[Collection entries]
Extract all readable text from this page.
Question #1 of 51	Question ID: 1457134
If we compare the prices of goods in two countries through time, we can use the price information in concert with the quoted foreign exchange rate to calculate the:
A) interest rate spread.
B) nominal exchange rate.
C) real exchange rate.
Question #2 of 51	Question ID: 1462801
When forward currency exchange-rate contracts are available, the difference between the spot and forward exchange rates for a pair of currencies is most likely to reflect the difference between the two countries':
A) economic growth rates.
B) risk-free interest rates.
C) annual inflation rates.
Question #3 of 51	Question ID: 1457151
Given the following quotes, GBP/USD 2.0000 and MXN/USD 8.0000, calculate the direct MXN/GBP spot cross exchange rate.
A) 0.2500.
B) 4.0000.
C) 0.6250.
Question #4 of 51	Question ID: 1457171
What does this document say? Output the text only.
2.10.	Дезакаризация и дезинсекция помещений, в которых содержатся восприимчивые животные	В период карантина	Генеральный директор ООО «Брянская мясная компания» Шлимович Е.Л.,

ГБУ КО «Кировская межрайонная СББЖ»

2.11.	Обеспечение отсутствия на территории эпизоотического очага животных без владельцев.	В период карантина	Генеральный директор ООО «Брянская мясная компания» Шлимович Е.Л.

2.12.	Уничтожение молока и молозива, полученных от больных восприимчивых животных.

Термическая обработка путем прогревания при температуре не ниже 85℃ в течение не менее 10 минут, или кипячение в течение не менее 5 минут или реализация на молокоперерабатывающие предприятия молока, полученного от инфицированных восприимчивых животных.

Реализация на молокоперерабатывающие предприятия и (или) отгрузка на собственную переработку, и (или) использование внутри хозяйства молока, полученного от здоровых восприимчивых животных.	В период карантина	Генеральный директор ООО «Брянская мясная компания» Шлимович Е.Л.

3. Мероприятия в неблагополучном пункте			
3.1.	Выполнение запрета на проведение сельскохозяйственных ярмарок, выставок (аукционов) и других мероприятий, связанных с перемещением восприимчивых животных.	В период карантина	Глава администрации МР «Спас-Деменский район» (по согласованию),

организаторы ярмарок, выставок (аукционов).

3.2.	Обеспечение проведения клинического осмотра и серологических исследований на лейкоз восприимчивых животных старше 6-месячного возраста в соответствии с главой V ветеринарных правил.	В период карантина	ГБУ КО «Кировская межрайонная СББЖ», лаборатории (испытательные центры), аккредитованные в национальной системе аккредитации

Short task
Please output the entire listing exactly as it stands.

Answer to this task
Extract all readable text from this page.
Question #1 of 51	Question ID: 1457134
If we compare the prices of goods in two countries through time, we can use the price information in concert with the quoted foreign exchange rate to calculate the:
A) interest rate spread.
B) nominal exchange rate.
C) real exchange rate.
Question #2 of 51	Question ID: 1462801
When forward currency exchange-rate contracts are available, the difference between the spot and forward exchange rates for a pair of currencies is most likely to reflect the difference between the two countries':
A) economic growth rates.
B) risk-free interest rates.
C) annual inflation rates.
Question #3 of 51	Question ID: 1457151
Given the following quotes, GBP/USD 2.0000 and MXN/USD 8.0000, calculate the direct MXN/GBP spot cross exchange rate.
A) 0.2500.
B) 4.0000.
C) 0.6250.
Question #4 of 51	Question ID: 1457171
What does this document say? Output the text only.
2.10.	Дезакаризация и дезинсекция помещений, в которых содержатся восприимчивые животные	В период карантина	Генеральный директор ООО «Брянская мясная компания» Шлимович Е.Л.,

ГБУ КО «Кировская межрайонная СББЖ»

2.11.	Обеспечение отсутствия на территории эпизоотического очага животных без владельцев.	В период карантина	Генеральный директор ООО «Брянская мясная компания» Шлимович Е.Л.

2.12.	Уничтожение молока и молозива, полученных от больных восприимчивых животных.

Термическая обработка путем прогревания при температуре не ниже 85℃ в течение не менее 10 минут, или кипячение в течение не менее 5 минут или реализация на молокоперерабатывающие предприятия молока, полученного от инфицированных восприимчивых животных.

Реализация на молокоперерабатывающие предприятия и (или) отгрузка на собственную переработку, и (или) использование внутри хозяйства молока, полученного от здоровых восприимчивых животных.	В период карантина	Генеральный директор ООО «Брянская мясная компания» Шлимович Е.Л.

3. Мероприятия в неблагополучном пункте			
3.1.	Выполнение запрета на проведение сельскохозяйственных ярмарок, выставок (аукционов) и других мероприятий, связанных с перемещением восприимчивых животных.	В период карантина	Глава администрации МР «Спас-Деменский район» (по согласованию),

организаторы ярмарок, выставок (аукционов).

3.2.	Обеспечение проведения клинического осмотра и серологических исследований на лейкоз восприимчивых животных старше 6-месячного возраста в соответствии с главой V ветеринарных правил.	В период карантина	ГБУ КО «Кировская межрайонная СББЖ», лаборатории (испытательные центры), аккредитованные в национальной системе аккредитации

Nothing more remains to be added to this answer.